• Request:
Show each line of the data below that has the string "grid" in it.

Dataset entries on figures
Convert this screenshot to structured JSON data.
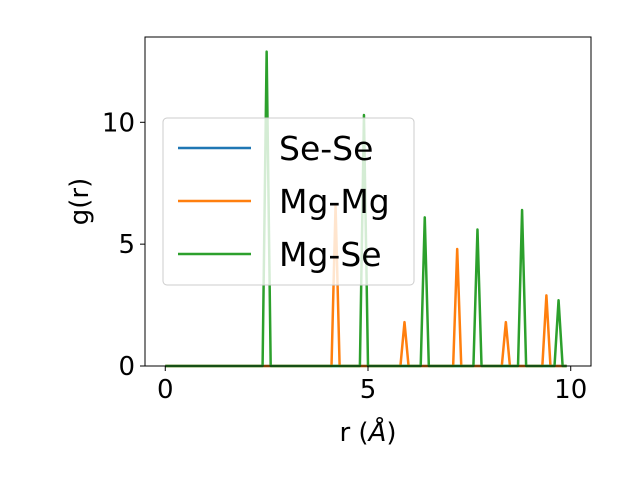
{
  "chart_data": {
    "type": "line",
    "title": "",
    "xlabel": "r (",
    "xlabel_unit": "Å",
    "xlabel_close": ")",
    "ylabel": "g(r)",
    "xlim": [
      -0.5,
      10.5
    ],
    "ylim": [
      0,
      13.5
    ],
    "xticks": [
      0,
      5,
      10
    ],
    "yticks": [
      0,
      5,
      10
    ],
    "grid": false,
    "legend_position": "center-left",
    "series": [
      {
        "name": "Se-Se",
        "color": "#1f77b4",
        "x": [
          0,
          9.9
        ],
        "y": [
          0,
          0
        ]
      },
      {
        "name": "Mg-Mg",
        "color": "#ff7f0e",
        "x": [
          0,
          4.1,
          4.2,
          4.3,
          5.8,
          5.9,
          6.0,
          7.1,
          7.2,
          7.3,
          8.3,
          8.4,
          8.5,
          9.3,
          9.4,
          9.5,
          9.9
        ],
        "y": [
          0,
          0,
          6.6,
          0,
          0,
          1.8,
          0,
          0,
          4.8,
          0,
          0,
          1.8,
          0,
          0,
          2.9,
          0,
          0
        ]
      },
      {
        "name": "Mg-Se",
        "color": "#2ca02c",
        "x": [
          0,
          2.4,
          2.5,
          2.6,
          4.8,
          4.9,
          5.0,
          6.3,
          6.4,
          6.5,
          7.6,
          7.7,
          7.8,
          8.7,
          8.8,
          8.9,
          9.6,
          9.7,
          9.8,
          9.9
        ],
        "y": [
          0,
          0,
          12.9,
          0,
          0,
          10.3,
          0,
          0,
          6.1,
          0,
          0,
          5.6,
          0,
          0,
          6.4,
          0,
          0,
          2.7,
          0,
          0
        ]
      }
    ]
  }
}
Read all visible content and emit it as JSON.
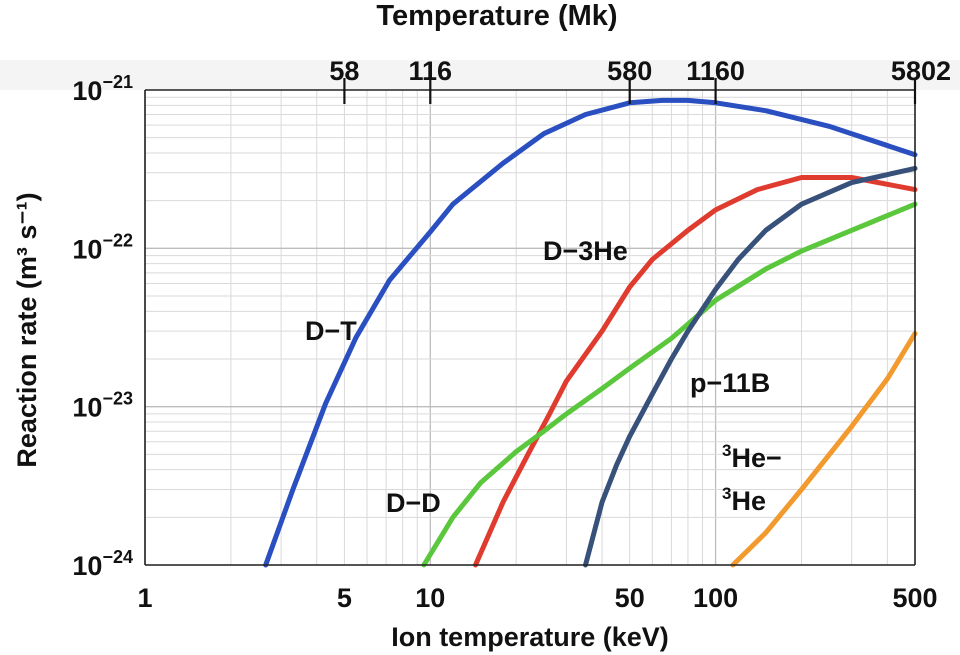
{
  "chart_data": {
    "type": "line",
    "title": "Temperature (Mk)",
    "xlabel": "Ion temperature (keV)",
    "ylabel": "Reaction rate (m³ s⁻¹)",
    "x_scale": "log",
    "y_scale": "log",
    "xlim": [
      1,
      500
    ],
    "ylim": [
      1e-24,
      1e-21
    ],
    "x_ticks": [
      1,
      5,
      10,
      50,
      100,
      500
    ],
    "x_tick_labels": [
      "1",
      "5",
      "10",
      "50",
      "100",
      "500"
    ],
    "top_ticks_kev": [
      5,
      10,
      50,
      100,
      500
    ],
    "top_tick_labels": [
      "58",
      "116",
      "580",
      "1160",
      "5802"
    ],
    "y_ticks": [
      1e-24,
      1e-23,
      1e-22,
      1e-21
    ],
    "y_tick_exponents": [
      "−24",
      "−23",
      "−22",
      "−21"
    ],
    "y_tick_base": "10",
    "grid": true,
    "legend": "none",
    "series": [
      {
        "name": "D−T",
        "label_lines": [
          "D−T"
        ],
        "color": "#2a4fc0",
        "x": [
          2.65,
          3.3,
          4.3,
          5.5,
          7.2,
          10,
          12,
          18,
          25,
          35,
          50,
          65,
          80,
          100,
          150,
          250,
          500
        ],
        "y": [
          1e-24,
          3e-24,
          1.05e-23,
          2.75e-23,
          6.3e-23,
          1.27e-22,
          1.9e-22,
          3.45e-22,
          5.3e-22,
          7e-22,
          8.3e-22,
          8.6e-22,
          8.6e-22,
          8.3e-22,
          7.4e-22,
          5.9e-22,
          3.9e-22
        ]
      },
      {
        "name": "D−3He",
        "label_lines": [
          "D−3He"
        ],
        "color": "#e03b2f",
        "x": [
          14.4,
          18,
          22,
          26,
          30,
          40,
          50,
          60,
          80,
          100,
          140,
          200,
          300,
          500
        ],
        "y": [
          1e-24,
          2.5e-24,
          5e-24,
          8.8e-24,
          1.45e-23,
          3e-23,
          5.7e-23,
          8.5e-23,
          1.3e-22,
          1.75e-22,
          2.35e-22,
          2.8e-22,
          2.8e-22,
          2.35e-22
        ]
      },
      {
        "name": "D−D",
        "label_lines": [
          "D−D"
        ],
        "color": "#5ac73c",
        "x": [
          9.5,
          12,
          15,
          20,
          25,
          30,
          40,
          50,
          70,
          100,
          150,
          200,
          300,
          500
        ],
        "y": [
          1e-24,
          2e-24,
          3.3e-24,
          5.2e-24,
          7e-24,
          9e-24,
          1.3e-23,
          1.75e-23,
          2.7e-23,
          4.7e-23,
          7.4e-23,
          9.6e-23,
          1.3e-22,
          1.9e-22
        ]
      },
      {
        "name": "p−11B",
        "label_lines": [
          "p−11B"
        ],
        "color": "#37517a",
        "x": [
          35,
          40,
          45,
          50,
          60,
          70,
          80,
          100,
          120,
          150,
          200,
          300,
          500
        ],
        "y": [
          1e-24,
          2.5e-24,
          4.3e-24,
          6.5e-24,
          1.2e-23,
          2e-23,
          3e-23,
          5.5e-23,
          8.5e-23,
          1.3e-22,
          1.9e-22,
          2.6e-22,
          3.2e-22
        ]
      },
      {
        "name": "3He−3He",
        "label_lines": [
          "3He−",
          "3He"
        ],
        "color": "#f29a2e",
        "x": [
          115,
          150,
          200,
          300,
          400,
          500
        ],
        "y": [
          1e-24,
          1.6e-24,
          3e-24,
          7.5e-24,
          1.5e-23,
          2.9e-23
        ]
      }
    ]
  }
}
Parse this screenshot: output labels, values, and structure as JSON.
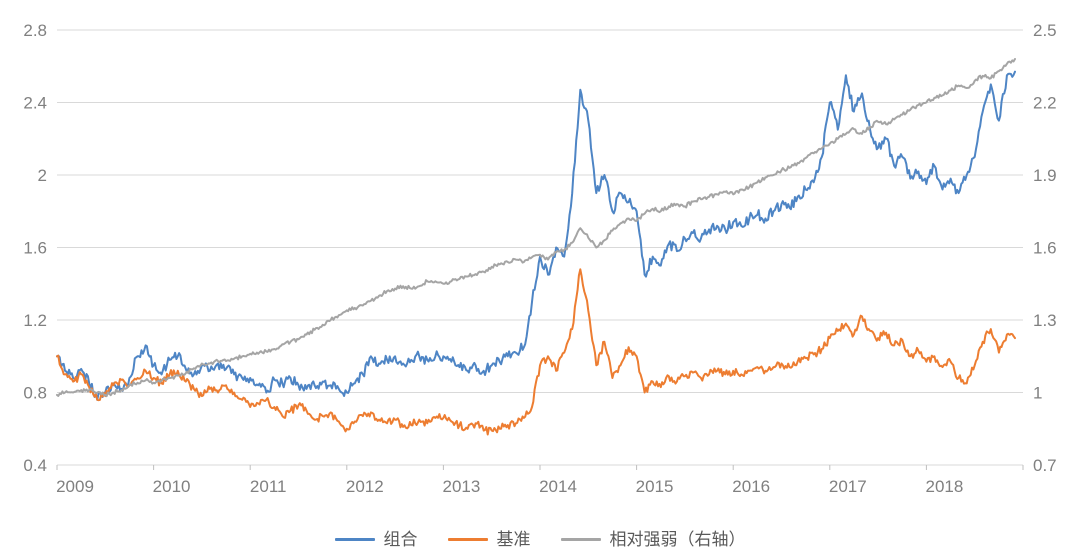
{
  "chart_data": {
    "type": "line",
    "title": "",
    "grid": true,
    "legend_position": "bottom",
    "x_start": 2009,
    "points_per_year": 12,
    "x_axis": {
      "labels": [
        "2009",
        "2010",
        "2011",
        "2012",
        "2013",
        "2014",
        "2015",
        "2016",
        "2017",
        "2018"
      ],
      "min": 2009,
      "max": 2019
    },
    "left_axis": {
      "labels": [
        "0.4",
        "0.8",
        "1.2",
        "1.6",
        "2",
        "2.4",
        "2.8"
      ],
      "ticks": [
        0.4,
        0.8,
        1.2,
        1.6,
        2.0,
        2.4,
        2.8
      ],
      "min": 0.4,
      "max": 2.8
    },
    "right_axis": {
      "labels": [
        "0.7",
        "1",
        "1.3",
        "1.6",
        "1.9",
        "2.2",
        "2.5"
      ],
      "ticks": [
        0.7,
        1.0,
        1.3,
        1.6,
        1.9,
        2.2,
        2.5
      ],
      "min": 0.7,
      "max": 2.5
    },
    "series": [
      {
        "name": "组合",
        "axis": "left",
        "color": "#4E85C5",
        "values": [
          1.0,
          0.92,
          0.88,
          0.93,
          0.85,
          0.76,
          0.8,
          0.85,
          0.82,
          0.88,
          1.0,
          1.06,
          0.95,
          0.9,
          0.98,
          1.0,
          0.93,
          0.9,
          0.95,
          0.92,
          0.96,
          0.93,
          0.9,
          0.88,
          0.88,
          0.84,
          0.8,
          0.87,
          0.85,
          0.88,
          0.84,
          0.82,
          0.84,
          0.86,
          0.84,
          0.82,
          0.8,
          0.85,
          0.9,
          1.0,
          0.96,
          0.98,
          1.0,
          0.96,
          0.98,
          1.0,
          0.98,
          1.0,
          1.0,
          0.97,
          0.94,
          0.92,
          0.95,
          0.92,
          0.95,
          0.97,
          1.0,
          1.02,
          1.05,
          1.3,
          1.55,
          1.45,
          1.6,
          1.55,
          1.9,
          2.47,
          2.3,
          1.9,
          2.0,
          1.8,
          1.9,
          1.85,
          1.8,
          1.45,
          1.55,
          1.5,
          1.62,
          1.58,
          1.65,
          1.68,
          1.65,
          1.7,
          1.72,
          1.7,
          1.74,
          1.72,
          1.76,
          1.78,
          1.76,
          1.8,
          1.84,
          1.82,
          1.88,
          1.92,
          1.96,
          2.1,
          2.4,
          2.25,
          2.55,
          2.35,
          2.45,
          2.25,
          2.15,
          2.2,
          2.05,
          2.1,
          1.98,
          2.02,
          1.95,
          2.05,
          1.92,
          1.98,
          1.9,
          2.0,
          2.1,
          2.35,
          2.5,
          2.3,
          2.55,
          2.57
        ]
      },
      {
        "name": "基准",
        "axis": "left",
        "color": "#ED7D31",
        "values": [
          1.0,
          0.9,
          0.86,
          0.9,
          0.83,
          0.76,
          0.78,
          0.84,
          0.87,
          0.84,
          0.88,
          0.92,
          0.88,
          0.85,
          0.9,
          0.92,
          0.86,
          0.82,
          0.78,
          0.82,
          0.8,
          0.84,
          0.8,
          0.76,
          0.72,
          0.74,
          0.76,
          0.72,
          0.67,
          0.7,
          0.73,
          0.7,
          0.65,
          0.67,
          0.69,
          0.64,
          0.6,
          0.64,
          0.67,
          0.69,
          0.65,
          0.63,
          0.65,
          0.61,
          0.62,
          0.65,
          0.63,
          0.66,
          0.66,
          0.64,
          0.62,
          0.6,
          0.63,
          0.59,
          0.59,
          0.6,
          0.62,
          0.63,
          0.66,
          0.72,
          0.95,
          1.0,
          0.92,
          1.02,
          1.15,
          1.48,
          1.25,
          0.95,
          1.08,
          0.88,
          0.95,
          1.05,
          1.0,
          0.8,
          0.86,
          0.83,
          0.89,
          0.86,
          0.89,
          0.91,
          0.88,
          0.9,
          0.92,
          0.9,
          0.92,
          0.9,
          0.92,
          0.94,
          0.92,
          0.94,
          0.96,
          0.94,
          0.97,
          0.99,
          1.01,
          1.04,
          1.1,
          1.14,
          1.18,
          1.12,
          1.22,
          1.14,
          1.1,
          1.13,
          1.06,
          1.09,
          1.0,
          1.03,
          0.97,
          1.0,
          0.94,
          0.97,
          0.88,
          0.85,
          0.95,
          1.08,
          1.15,
          1.02,
          1.12,
          1.1
        ]
      },
      {
        "name": "相对强弱（右轴）",
        "axis": "right",
        "color": "#A5A5A5",
        "values": [
          0.99,
          1.0,
          1.0,
          1.01,
          1.01,
          1.0,
          0.99,
          1.0,
          1.01,
          1.03,
          1.04,
          1.05,
          1.04,
          1.05,
          1.06,
          1.07,
          1.08,
          1.1,
          1.12,
          1.12,
          1.13,
          1.13,
          1.14,
          1.15,
          1.16,
          1.16,
          1.17,
          1.18,
          1.2,
          1.21,
          1.22,
          1.24,
          1.26,
          1.28,
          1.3,
          1.32,
          1.34,
          1.35,
          1.36,
          1.38,
          1.4,
          1.42,
          1.43,
          1.44,
          1.43,
          1.44,
          1.46,
          1.46,
          1.45,
          1.46,
          1.47,
          1.48,
          1.49,
          1.5,
          1.52,
          1.53,
          1.54,
          1.55,
          1.54,
          1.56,
          1.57,
          1.55,
          1.58,
          1.59,
          1.62,
          1.68,
          1.64,
          1.6,
          1.63,
          1.67,
          1.7,
          1.72,
          1.71,
          1.74,
          1.76,
          1.75,
          1.77,
          1.78,
          1.77,
          1.79,
          1.8,
          1.81,
          1.82,
          1.83,
          1.82,
          1.84,
          1.85,
          1.87,
          1.89,
          1.9,
          1.92,
          1.93,
          1.95,
          1.97,
          1.99,
          2.01,
          2.03,
          2.05,
          2.07,
          2.09,
          2.07,
          2.1,
          2.12,
          2.11,
          2.13,
          2.15,
          2.17,
          2.19,
          2.2,
          2.22,
          2.23,
          2.25,
          2.27,
          2.26,
          2.29,
          2.31,
          2.3,
          2.33,
          2.36,
          2.38
        ]
      }
    ]
  },
  "colors": {
    "background": "#FFFFFF",
    "grid": "#D9D9D9",
    "tick": "#BFBFBF",
    "axis_label": "#808080",
    "legend_text": "#595959"
  }
}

• Correct output:
    "grid": false,
    "grid": true,
    "grid": true,
    "grid": "#D9D9D9",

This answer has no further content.